Text passage:

Distribution Company
Michael Todd, Jr.
Country
United States
Location
Spain

Technical Specs

Duration
2h 5m
Sound
Mono (Westrex Recording System)
Color
Color (Technicolor)
Theatrical Aspect Ratio
2.59 : 1

Articles

Scent of Mystery


In 1939, then-Broadway producer Mike Todd saw a demonstration at the New York World's Fair of a technical process by which specialized odors could be released into a movie theater during a screening. It was invented by a Swiss scientist named Hans Laube. Fifteen years later, Todd told his son, Michael Todd, Jr., about the invention as he (Todd, Sr.) considered incorporating it into a new movie he was producing: Around the World in Eighty Days (1956). That film would end up winning the Oscar for Best Picture of 1956, but without the use of odors. After Todd, Sr. died in a 1958 plane crash, Todd, Jr. embarked on his own producing debut, and this time, he decided to use Laube's process after all. Laube by now had honed it to release odors from little tubes attached to the backs of theater seats. The tubes ran to a giant dispenser under the cinema floor which stored dozens of liquid chemicals.

Todd's idea was to incorporate the sense of smell into the actual storytelling process: the thirty designated scents (including roses, pipe tobacco, wine, peppermint, gunpowder, shoe polish, coffee, gasoline, and "the dusty cement odor of rubble") wouldn't just be there to capture the settings--they would actually be intrinsic to the story and provide clues to its solution. The resulting film, Scent of Mystery (1960), was a lighthearted romp set in Spain, with Denholm Elliott as a tourist who witnesses an attempted murder and sets about trying to head off the intended victim. (His one clue to her identity is the scent of her perfume.) Elliott is joined in the film by Peter Lorre as a sarcastic taxi driver, described by producer Todd to author Stephen D. Youngkin (The Lost One: A Life of Peter Lorre) as "an intentional light-hearted caricature of his typical screen image."

Exercise goal: In the article on Scent of Mystery, who invented the odor-release process that Mike Todd saw at the 1939 New York World's Fair?

Extracted information:
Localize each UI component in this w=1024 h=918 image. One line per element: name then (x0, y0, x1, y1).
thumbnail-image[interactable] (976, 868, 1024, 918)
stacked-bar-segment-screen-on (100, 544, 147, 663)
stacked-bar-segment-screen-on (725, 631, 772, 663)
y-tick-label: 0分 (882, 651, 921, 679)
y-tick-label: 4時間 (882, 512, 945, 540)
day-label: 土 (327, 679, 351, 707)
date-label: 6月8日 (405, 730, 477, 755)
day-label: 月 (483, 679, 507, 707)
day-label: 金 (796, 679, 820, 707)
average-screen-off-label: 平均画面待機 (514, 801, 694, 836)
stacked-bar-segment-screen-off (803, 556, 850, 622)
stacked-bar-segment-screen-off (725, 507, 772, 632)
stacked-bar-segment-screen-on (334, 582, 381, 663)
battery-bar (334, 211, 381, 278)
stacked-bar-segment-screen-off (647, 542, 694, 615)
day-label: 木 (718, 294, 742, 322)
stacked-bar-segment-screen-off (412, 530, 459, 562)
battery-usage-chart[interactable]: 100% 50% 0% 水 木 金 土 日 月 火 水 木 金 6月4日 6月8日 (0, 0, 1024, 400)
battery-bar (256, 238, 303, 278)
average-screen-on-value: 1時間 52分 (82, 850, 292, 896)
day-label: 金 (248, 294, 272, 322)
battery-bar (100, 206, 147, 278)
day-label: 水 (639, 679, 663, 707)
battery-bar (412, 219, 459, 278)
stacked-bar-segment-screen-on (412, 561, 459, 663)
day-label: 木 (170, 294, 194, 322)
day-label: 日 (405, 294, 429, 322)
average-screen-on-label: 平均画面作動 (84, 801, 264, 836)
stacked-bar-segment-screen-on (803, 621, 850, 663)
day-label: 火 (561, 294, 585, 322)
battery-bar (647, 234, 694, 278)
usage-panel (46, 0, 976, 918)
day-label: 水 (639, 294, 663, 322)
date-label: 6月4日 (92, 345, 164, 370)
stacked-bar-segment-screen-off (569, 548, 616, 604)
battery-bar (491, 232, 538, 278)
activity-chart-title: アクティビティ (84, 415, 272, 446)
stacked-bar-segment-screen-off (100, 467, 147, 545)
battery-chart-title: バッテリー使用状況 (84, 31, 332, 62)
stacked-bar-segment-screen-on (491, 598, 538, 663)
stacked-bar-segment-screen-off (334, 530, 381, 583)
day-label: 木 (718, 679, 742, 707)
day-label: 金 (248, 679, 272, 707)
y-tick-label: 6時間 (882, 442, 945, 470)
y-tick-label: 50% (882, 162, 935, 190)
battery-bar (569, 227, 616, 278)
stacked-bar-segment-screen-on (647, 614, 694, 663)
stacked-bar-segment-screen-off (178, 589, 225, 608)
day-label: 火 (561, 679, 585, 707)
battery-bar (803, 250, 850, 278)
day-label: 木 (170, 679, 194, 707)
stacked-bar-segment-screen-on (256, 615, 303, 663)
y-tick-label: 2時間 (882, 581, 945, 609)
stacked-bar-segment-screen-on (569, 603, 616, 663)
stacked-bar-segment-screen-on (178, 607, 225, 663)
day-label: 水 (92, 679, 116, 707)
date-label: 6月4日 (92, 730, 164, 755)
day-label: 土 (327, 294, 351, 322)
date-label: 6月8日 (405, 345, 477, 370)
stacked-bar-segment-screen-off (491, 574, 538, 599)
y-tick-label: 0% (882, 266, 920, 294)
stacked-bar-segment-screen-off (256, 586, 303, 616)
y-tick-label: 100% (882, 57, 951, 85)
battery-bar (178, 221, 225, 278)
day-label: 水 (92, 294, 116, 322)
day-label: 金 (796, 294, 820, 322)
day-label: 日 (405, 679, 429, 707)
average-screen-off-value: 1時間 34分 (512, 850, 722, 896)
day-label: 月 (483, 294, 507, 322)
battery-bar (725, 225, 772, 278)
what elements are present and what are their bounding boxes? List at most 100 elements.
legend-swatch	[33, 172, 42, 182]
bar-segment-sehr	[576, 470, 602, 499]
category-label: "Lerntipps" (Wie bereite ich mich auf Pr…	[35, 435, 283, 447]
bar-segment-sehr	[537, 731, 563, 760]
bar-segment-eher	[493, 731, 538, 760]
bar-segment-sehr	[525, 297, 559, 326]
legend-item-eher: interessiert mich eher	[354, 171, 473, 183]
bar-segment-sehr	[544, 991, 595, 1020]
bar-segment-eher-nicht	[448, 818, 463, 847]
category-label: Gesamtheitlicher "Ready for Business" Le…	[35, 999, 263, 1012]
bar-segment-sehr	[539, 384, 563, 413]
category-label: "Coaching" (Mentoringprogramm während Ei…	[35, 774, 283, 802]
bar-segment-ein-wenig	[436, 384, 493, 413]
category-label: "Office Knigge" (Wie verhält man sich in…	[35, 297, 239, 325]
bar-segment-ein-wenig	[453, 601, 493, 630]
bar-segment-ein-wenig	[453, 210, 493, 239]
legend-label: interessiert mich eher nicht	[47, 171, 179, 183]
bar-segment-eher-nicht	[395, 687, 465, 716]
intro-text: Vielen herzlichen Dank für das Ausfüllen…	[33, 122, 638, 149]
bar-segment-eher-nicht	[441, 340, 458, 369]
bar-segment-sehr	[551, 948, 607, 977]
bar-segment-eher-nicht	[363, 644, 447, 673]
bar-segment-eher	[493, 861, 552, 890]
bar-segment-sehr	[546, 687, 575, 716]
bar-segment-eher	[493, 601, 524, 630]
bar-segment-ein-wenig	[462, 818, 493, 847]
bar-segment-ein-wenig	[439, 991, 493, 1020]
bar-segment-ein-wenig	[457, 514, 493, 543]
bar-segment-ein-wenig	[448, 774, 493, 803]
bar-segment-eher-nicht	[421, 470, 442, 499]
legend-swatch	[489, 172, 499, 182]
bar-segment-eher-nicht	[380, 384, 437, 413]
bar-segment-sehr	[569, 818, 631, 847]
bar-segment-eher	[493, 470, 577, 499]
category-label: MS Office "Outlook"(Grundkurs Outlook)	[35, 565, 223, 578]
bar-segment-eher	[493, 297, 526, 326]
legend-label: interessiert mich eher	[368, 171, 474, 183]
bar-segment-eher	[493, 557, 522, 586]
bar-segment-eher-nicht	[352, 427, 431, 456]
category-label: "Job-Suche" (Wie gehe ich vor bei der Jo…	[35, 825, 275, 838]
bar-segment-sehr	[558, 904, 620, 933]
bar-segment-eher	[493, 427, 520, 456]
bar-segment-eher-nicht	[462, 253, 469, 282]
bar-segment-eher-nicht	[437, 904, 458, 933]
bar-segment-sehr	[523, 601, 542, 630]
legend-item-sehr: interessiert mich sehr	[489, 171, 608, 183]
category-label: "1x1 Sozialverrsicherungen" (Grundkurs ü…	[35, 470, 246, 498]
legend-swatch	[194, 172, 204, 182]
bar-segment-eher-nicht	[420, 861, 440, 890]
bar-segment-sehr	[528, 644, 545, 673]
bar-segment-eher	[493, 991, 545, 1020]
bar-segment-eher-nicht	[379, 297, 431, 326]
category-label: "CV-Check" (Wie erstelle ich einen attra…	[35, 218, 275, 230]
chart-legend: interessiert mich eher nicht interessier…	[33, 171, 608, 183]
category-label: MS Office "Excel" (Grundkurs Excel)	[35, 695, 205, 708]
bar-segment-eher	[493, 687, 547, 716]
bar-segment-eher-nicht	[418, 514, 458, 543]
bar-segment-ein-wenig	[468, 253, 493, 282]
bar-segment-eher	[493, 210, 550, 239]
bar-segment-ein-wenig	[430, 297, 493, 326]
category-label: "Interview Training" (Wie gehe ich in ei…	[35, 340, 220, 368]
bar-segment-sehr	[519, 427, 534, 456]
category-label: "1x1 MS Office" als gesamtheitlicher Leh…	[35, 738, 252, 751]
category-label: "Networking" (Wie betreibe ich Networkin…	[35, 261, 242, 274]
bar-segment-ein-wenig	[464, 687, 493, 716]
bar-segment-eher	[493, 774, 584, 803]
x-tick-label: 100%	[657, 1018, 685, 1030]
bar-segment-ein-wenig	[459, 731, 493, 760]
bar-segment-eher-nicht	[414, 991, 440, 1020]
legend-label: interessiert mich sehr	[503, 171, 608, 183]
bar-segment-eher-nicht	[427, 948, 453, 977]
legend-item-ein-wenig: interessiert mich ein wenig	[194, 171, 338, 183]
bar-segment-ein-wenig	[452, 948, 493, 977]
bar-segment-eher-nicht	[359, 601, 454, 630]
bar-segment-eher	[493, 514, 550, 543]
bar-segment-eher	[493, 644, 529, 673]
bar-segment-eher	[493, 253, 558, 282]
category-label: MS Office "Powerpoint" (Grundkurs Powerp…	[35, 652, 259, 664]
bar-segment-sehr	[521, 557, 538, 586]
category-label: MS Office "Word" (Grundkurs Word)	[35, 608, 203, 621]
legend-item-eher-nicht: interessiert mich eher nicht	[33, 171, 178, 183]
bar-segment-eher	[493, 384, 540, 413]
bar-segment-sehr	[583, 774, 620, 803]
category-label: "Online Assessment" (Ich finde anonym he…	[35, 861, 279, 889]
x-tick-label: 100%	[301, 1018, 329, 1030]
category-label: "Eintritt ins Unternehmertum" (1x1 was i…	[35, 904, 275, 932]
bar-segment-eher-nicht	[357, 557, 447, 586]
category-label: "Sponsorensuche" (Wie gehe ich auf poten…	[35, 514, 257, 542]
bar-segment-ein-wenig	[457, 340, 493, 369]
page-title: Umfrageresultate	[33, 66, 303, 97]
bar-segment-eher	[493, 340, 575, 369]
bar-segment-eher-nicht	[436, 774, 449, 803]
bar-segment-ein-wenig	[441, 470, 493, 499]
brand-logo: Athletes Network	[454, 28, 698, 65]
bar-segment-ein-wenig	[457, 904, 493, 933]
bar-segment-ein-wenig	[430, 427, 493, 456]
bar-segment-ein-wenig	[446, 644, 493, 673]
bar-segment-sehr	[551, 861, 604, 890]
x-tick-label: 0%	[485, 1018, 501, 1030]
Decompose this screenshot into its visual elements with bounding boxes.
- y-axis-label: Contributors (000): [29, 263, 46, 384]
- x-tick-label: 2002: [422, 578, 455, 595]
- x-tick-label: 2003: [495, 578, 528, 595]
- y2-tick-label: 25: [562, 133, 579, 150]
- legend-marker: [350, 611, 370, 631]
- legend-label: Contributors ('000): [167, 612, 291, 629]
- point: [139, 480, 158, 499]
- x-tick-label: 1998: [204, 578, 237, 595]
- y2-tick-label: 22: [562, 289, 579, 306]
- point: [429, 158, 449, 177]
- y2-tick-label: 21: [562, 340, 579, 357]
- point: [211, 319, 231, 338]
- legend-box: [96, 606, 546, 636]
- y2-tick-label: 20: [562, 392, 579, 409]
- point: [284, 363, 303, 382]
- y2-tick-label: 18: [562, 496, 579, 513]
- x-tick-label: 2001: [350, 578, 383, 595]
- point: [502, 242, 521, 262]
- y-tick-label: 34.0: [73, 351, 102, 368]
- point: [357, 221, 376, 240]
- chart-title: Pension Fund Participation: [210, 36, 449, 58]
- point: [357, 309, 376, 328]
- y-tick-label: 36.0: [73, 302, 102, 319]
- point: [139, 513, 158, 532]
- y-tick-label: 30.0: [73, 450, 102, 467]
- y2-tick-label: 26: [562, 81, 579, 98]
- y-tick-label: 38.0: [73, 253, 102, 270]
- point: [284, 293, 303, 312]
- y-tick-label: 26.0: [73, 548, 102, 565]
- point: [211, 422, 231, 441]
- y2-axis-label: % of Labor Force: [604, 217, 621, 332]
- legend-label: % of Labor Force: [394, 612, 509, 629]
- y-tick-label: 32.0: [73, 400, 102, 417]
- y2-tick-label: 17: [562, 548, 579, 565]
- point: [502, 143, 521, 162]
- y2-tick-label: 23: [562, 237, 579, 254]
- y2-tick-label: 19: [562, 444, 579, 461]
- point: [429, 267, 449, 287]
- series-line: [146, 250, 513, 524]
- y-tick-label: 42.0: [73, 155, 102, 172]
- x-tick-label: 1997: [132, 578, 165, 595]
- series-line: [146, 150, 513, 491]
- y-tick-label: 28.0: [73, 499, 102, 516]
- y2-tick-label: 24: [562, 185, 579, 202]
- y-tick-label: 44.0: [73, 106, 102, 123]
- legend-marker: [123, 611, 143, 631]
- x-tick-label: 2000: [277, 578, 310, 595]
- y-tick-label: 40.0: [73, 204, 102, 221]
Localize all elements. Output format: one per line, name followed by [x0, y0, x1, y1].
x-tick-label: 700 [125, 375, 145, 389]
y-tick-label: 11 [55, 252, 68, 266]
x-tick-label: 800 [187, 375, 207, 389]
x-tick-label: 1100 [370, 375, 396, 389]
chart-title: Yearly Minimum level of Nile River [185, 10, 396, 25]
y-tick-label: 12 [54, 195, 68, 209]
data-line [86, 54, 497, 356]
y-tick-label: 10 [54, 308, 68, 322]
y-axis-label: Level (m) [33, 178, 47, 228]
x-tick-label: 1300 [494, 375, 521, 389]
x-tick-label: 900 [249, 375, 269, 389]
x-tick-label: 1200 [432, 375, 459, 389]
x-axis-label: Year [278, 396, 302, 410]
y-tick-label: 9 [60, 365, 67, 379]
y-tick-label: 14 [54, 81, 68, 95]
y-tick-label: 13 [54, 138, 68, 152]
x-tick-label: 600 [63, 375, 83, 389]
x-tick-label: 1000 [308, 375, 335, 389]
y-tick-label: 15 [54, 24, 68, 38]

Written response: Hans Laube, a Swiss scientist.